- _Written exercise_: Copy out all the records, word for word.

══════

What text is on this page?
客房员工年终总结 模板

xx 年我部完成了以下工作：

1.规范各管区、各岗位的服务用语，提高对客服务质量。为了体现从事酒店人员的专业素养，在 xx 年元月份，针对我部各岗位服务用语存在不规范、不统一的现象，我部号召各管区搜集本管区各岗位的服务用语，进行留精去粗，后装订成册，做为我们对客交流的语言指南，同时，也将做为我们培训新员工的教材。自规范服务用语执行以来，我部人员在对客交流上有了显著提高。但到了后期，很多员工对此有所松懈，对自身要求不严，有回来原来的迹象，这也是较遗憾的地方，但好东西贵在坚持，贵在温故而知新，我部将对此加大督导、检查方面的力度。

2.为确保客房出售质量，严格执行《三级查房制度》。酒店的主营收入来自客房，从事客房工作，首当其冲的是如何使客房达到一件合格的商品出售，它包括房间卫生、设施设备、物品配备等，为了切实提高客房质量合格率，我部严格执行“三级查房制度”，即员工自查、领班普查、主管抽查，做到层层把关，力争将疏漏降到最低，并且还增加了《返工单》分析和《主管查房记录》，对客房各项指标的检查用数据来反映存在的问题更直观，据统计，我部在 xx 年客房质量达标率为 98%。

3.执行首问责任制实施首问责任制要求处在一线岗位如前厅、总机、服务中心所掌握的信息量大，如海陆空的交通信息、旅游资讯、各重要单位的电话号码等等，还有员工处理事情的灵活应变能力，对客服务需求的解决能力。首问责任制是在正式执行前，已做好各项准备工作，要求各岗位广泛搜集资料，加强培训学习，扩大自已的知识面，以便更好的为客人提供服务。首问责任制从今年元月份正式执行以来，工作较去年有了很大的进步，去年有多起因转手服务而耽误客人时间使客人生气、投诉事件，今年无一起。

══════

- _Reply_:
What text is on this page?
客房员工年终总结 模板

xx 年我部完成了以下工作：

1.规范各管区、各岗位的服务用语，提高对客服务质量。为了体现从事酒店人员的专业素养，在 xx 年元月份，针对我部各岗位服务用语存在不规范、不统一的现象，我部号召各管区搜集本管区各岗位的服务用语，进行留精去粗，后装订成册，做为我们对客交流的语言指南，同时，也将做为我们培训新员工的教材。自规范服务用语执行以来，我部人员在对客交流上有了显著提高。但到了后期，很多员工对此有所松懈，对自身要求不严，有回来原来的迹象，这也是较遗憾的地方，但好东西贵在坚持，贵在温故而知新，我部将对此加大督导、检查方面的力度。

2.为确保客房出售质量，严格执行《三级查房制度》。酒店的主营收入来自客房，从事客房工作，首当其冲的是如何使客房达到一件合格的商品出售，它包括房间卫生、设施设备、物品配备等，为了切实提高客房质量合格率，我部严格执行“三级查房制度”，即员工自查、领班普查、主管抽查，做到层层把关，力争将疏漏降到最低，并且还增加了《返工单》分析和《主管查房记录》，对客房各项指标的检查用数据来反映存在的问题更直观，据统计，我部在 xx 年客房质量达标率为 98%。

3.执行首问责任制实施首问责任制要求处在一线岗位如前厅、总机、服务中心所掌握的信息量大，如海陆空的交通信息、旅游资讯、各重要单位的电话号码等等，还有员工处理事情的灵活应变能力，对客服务需求的解决能力。首问责任制是在正式执行前，已做好各项准备工作，要求各岗位广泛搜集资料，加强培训学习，扩大自已的知识面，以便更好的为客人提供服务。首问责任制从今年元月份正式执行以来，工作较去年有了很大的进步，去年有多起因转手服务而耽误客人时间使客人生气、投诉事件，今年无一起。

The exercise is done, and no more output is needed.